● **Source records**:
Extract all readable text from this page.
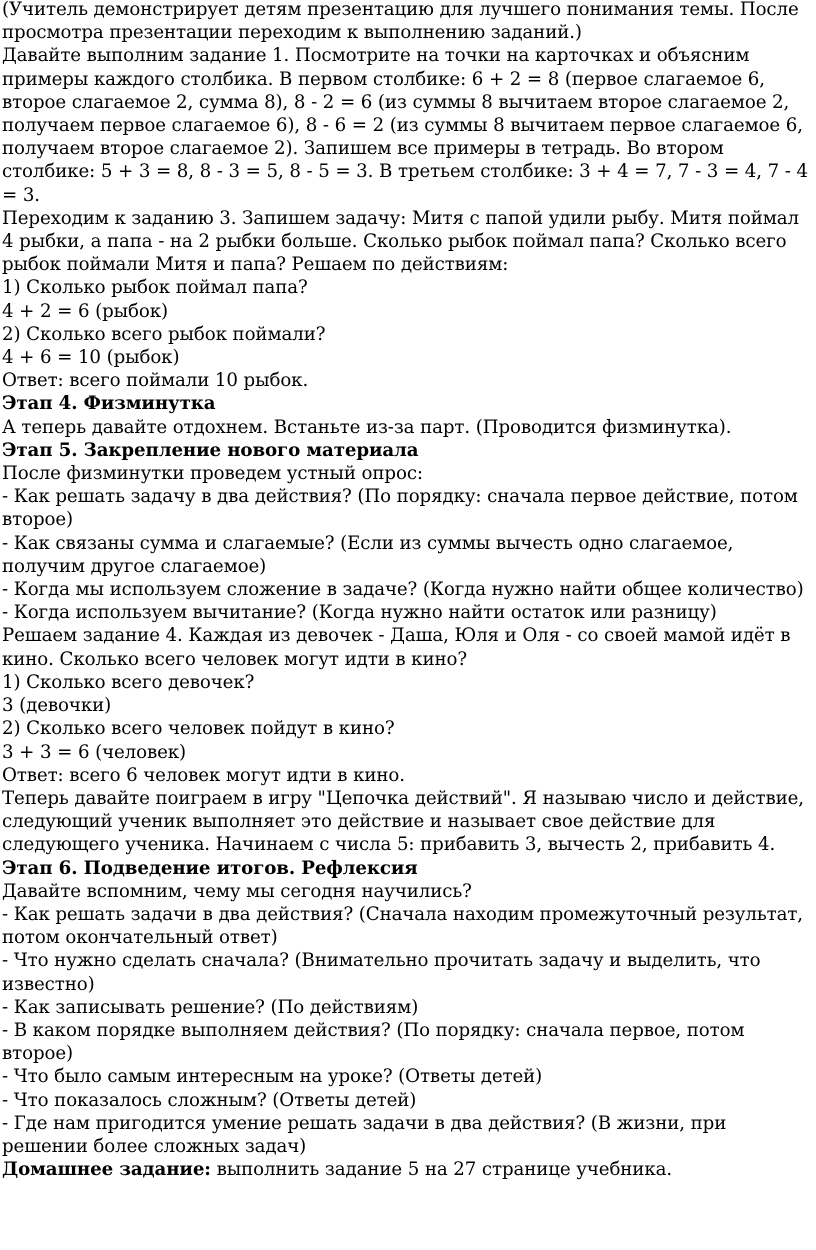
(Учитель демонстрирует детям презентацию для лучшего понимания темы. После просмотра презентации переходим к выполнению заданий.)

Давайте выполним задание 1. Посмотрите на точки на карточках и объясним примеры каждого столбика. В первом столбике: 6 + 2 = 8 (первое слагаемое 6, второе слагаемое 2, сумма 8), 8 - 2 = 6 (из суммы 8 вычитаем второе слагаемое 2, получаем первое слагаемое 6), 8 - 6 = 2 (из суммы 8 вычитаем первое слагаемое 6, получаем второе слагаемое 2). Запишем все примеры в тетрадь. Во втором столбике: 5 + 3 = 8, 8 - 3 = 5, 8 - 5 = 3. В третьем столбике: 3 + 4 = 7, 7 - 3 = 4, 7 - 4 = 3.

Переходим к заданию 3. Запишем задачу: Митя с папой удили рыбу. Митя поймал 4 рыбки, а папа - на 2 рыбки больше. Сколько рыбок поймал папа? Сколько всего рыбок поймали Митя и папа? Решаем по действиям:

1) Сколько рыбок поймал папа?

4 + 2 = 6 (рыбок)

2) Сколько всего рыбок поймали?

4 + 6 = 10 (рыбок)

Ответ: всего поймали 10 рыбок.

Этап 4. Физминутка

А теперь давайте отдохнем. Встаньте из-за парт. (Проводится физминутка).

Этап 5. Закрепление нового материала

После физминутки проведем устный опрос:

- Как решать задачу в два действия? (По порядку: сначала первое действие, потом второе)

- Как связаны сумма и слагаемые? (Если из суммы вычесть одно слагаемое, получим другое слагаемое)

- Когда мы используем сложение в задаче? (Когда нужно найти общее количество)

- Когда используем вычитание? (Когда нужно найти остаток или разницу)

Решаем задание 4. Каждая из девочек - Даша, Юля и Оля - со своей мамой идёт в кино. Сколько всего человек могут идти в кино?

1) Сколько всего девочек?

3 (девочки)

2) Сколько всего человек пойдут в кино?

3 + 3 = 6 (человек)

Ответ: всего 6 человек могут идти в кино.

Теперь давайте поиграем в игру "Цепочка действий". Я называю число и действие, следующий ученик выполняет это действие и называет свое действие для следующего ученика. Начинаем с числа 5: прибавить 3, вычесть 2, прибавить 4.

Этап 6. Подведение итогов. Рефлексия

Давайте вспомним, чему мы сегодня научились?

- Как решать задачи в два действия? (Сначала находим промежуточный результат, потом окончательный ответ)

- Что нужно сделать сначала? (Внимательно прочитать задачу и выделить, что известно)

- Как записывать решение? (По действиям)

- В каком порядке выполняем действия? (По порядку: сначала первое, потом второе)

- Что было самым интересным на уроке? (Ответы детей)

- Что показалось сложным? (Ответы детей)

- Где нам пригодится умение решать задачи в два действия? (В жизни, при решении более сложных задач)

Домашнее задание: выполнить задание 5 на 27 странице учебника.
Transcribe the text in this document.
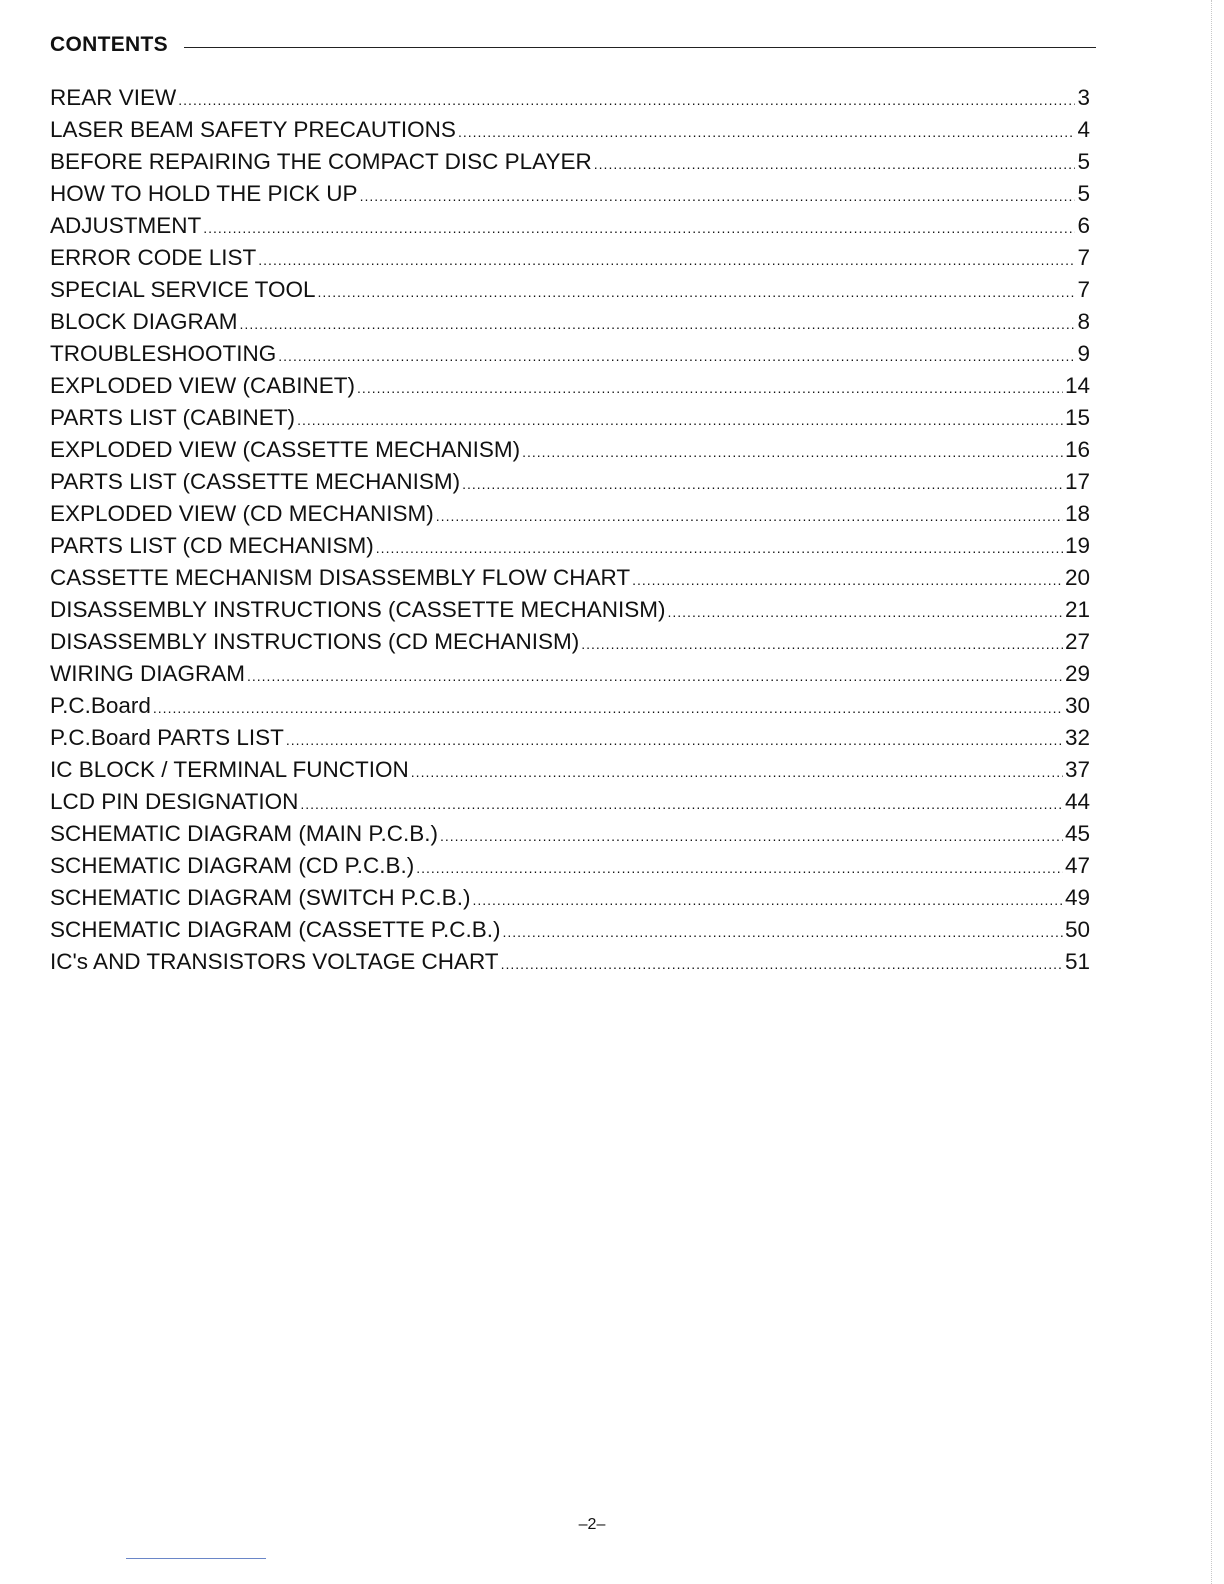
CONTENTS
REAR VIEW .....	3
LASER BEAM SAFETY PRECAUTIONS .....	4
BEFORE REPAIRING THE COMPACT DISC PLAYER .....	5
HOW TO HOLD THE PICK UP .....	5
ADJUSTMENT .....	6
ERROR CODE LIST .....	7
SPECIAL SERVICE TOOL .....	7
BLOCK DIAGRAM .....	8
TROUBLESHOOTING .....	9
EXPLODED VIEW (CABINET) .....	14
PARTS LIST (CABINET) .....	15
EXPLODED VIEW (CASSETTE MECHANISM) .....	16
PARTS LIST (CASSETTE MECHANISM) .....	17
EXPLODED VIEW (CD MECHANISM) .....	18
PARTS LIST (CD MECHANISM) .....	19
CASSETTE MECHANISM DISASSEMBLY FLOW CHART .....	20
DISASSEMBLY INSTRUCTIONS (CASSETTE MECHANISM) .....	21
DISASSEMBLY INSTRUCTIONS (CD MECHANISM) .....	27
WIRING DIAGRAM .....	29
P.C.Board .....	30
P.C.Board PARTS LIST .....	32
IC BLOCK / TERMINAL FUNCTION .....	37
LCD PIN DESIGNATION .....	44
SCHEMATIC DIAGRAM (MAIN P.C.B.) .....	45
SCHEMATIC DIAGRAM (CD P.C.B.) .....	47
SCHEMATIC DIAGRAM (SWITCH P.C.B.) .....	49
SCHEMATIC DIAGRAM (CASSETTE P.C.B.) .....	50
IC's AND TRANSISTORS VOLTAGE CHART .....	51
–2–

● **SET EXERCISE**:
Keep the pictures out of your copy, and repeat every entry above exactly.

● **ANSWER TO THE EXERCISE**:
Extract all readable text from this page.
(Учитель демонстрирует детям презентацию для лучшего понимания темы. После просмотра презентации переходим к выполнению заданий.)

Давайте выполним задание 1. Посмотрите на точки на карточках и объясним примеры каждого столбика. В первом столбике: 6 + 2 = 8 (первое слагаемое 6, второе слагаемое 2, сумма 8), 8 - 2 = 6 (из суммы 8 вычитаем второе слагаемое 2, получаем первое слагаемое 6), 8 - 6 = 2 (из суммы 8 вычитаем первое слагаемое 6, получаем второе слагаемое 2). Запишем все примеры в тетрадь. Во втором столбике: 5 + 3 = 8, 8 - 3 = 5, 8 - 5 = 3. В третьем столбике: 3 + 4 = 7, 7 - 3 = 4, 7 - 4 = 3.

Переходим к заданию 3. Запишем задачу: Митя с папой удили рыбу. Митя поймал 4 рыбки, а папа - на 2 рыбки больше. Сколько рыбок поймал папа? Сколько всего рыбок поймали Митя и папа? Решаем по действиям:

1) Сколько рыбок поймал папа?

4 + 2 = 6 (рыбок)

2) Сколько всего рыбок поймали?

4 + 6 = 10 (рыбок)

Ответ: всего поймали 10 рыбок.

Этап 4. Физминутка

А теперь давайте отдохнем. Встаньте из-за парт. (Проводится физминутка).

Этап 5. Закрепление нового материала

После физминутки проведем устный опрос:

- Как решать задачу в два действия? (По порядку: сначала первое действие, потом второе)

- Как связаны сумма и слагаемые? (Если из суммы вычесть одно слагаемое, получим другое слагаемое)

- Когда мы используем сложение в задаче? (Когда нужно найти общее количество)

- Когда используем вычитание? (Когда нужно найти остаток или разницу)

Решаем задание 4. Каждая из девочек - Даша, Юля и Оля - со своей мамой идёт в кино. Сколько всего человек могут идти в кино?

1) Сколько всего девочек?

3 (девочки)

2) Сколько всего человек пойдут в кино?

3 + 3 = 6 (человек)

Ответ: всего 6 человек могут идти в кино.

Теперь давайте поиграем в игру "Цепочка действий". Я называю число и действие, следующий ученик выполняет это действие и называет свое действие для следующего ученика. Начинаем с числа 5: прибавить 3, вычесть 2, прибавить 4.

Этап 6. Подведение итогов. Рефлексия

Давайте вспомним, чему мы сегодня научились?

- Как решать задачи в два действия? (Сначала находим промежуточный результат, потом окончательный ответ)

- Что нужно сделать сначала? (Внимательно прочитать задачу и выделить, что известно)

- Как записывать решение? (По действиям)

- В каком порядке выполняем действия? (По порядку: сначала первое, потом второе)

- Что было самым интересным на уроке? (Ответы детей)

- Что показалось сложным? (Ответы детей)

- Где нам пригодится умение решать задачи в два действия? (В жизни, при решении более сложных задач)

Домашнее задание: выполнить задание 5 на 27 странице учебника.
Transcribe the text in this document.
CONTENTS
REAR VIEW .....	3
LASER BEAM SAFETY PRECAUTIONS .....	4
BEFORE REPAIRING THE COMPACT DISC PLAYER .....	5
HOW TO HOLD THE PICK UP .....	5
ADJUSTMENT .....	6
ERROR CODE LIST .....	7
SPECIAL SERVICE TOOL .....	7
BLOCK DIAGRAM .....	8
TROUBLESHOOTING .....	9
EXPLODED VIEW (CABINET) .....	14
PARTS LIST (CABINET) .....	15
EXPLODED VIEW (CASSETTE MECHANISM) .....	16
PARTS LIST (CASSETTE MECHANISM) .....	17
EXPLODED VIEW (CD MECHANISM) .....	18
PARTS LIST (CD MECHANISM) .....	19
CASSETTE MECHANISM DISASSEMBLY FLOW CHART .....	20
DISASSEMBLY INSTRUCTIONS (CASSETTE MECHANISM) .....	21
DISASSEMBLY INSTRUCTIONS (CD MECHANISM) .....	27
WIRING DIAGRAM .....	29
P.C.Board .....	30
P.C.Board PARTS LIST .....	32
IC BLOCK / TERMINAL FUNCTION .....	37
LCD PIN DESIGNATION .....	44
SCHEMATIC DIAGRAM (MAIN P.C.B.) .....	45
SCHEMATIC DIAGRAM (CD P.C.B.) .....	47
SCHEMATIC DIAGRAM (SWITCH P.C.B.) .....	49
SCHEMATIC DIAGRAM (CASSETTE P.C.B.) .....	50
IC's AND TRANSISTORS VOLTAGE CHART .....	51
–2–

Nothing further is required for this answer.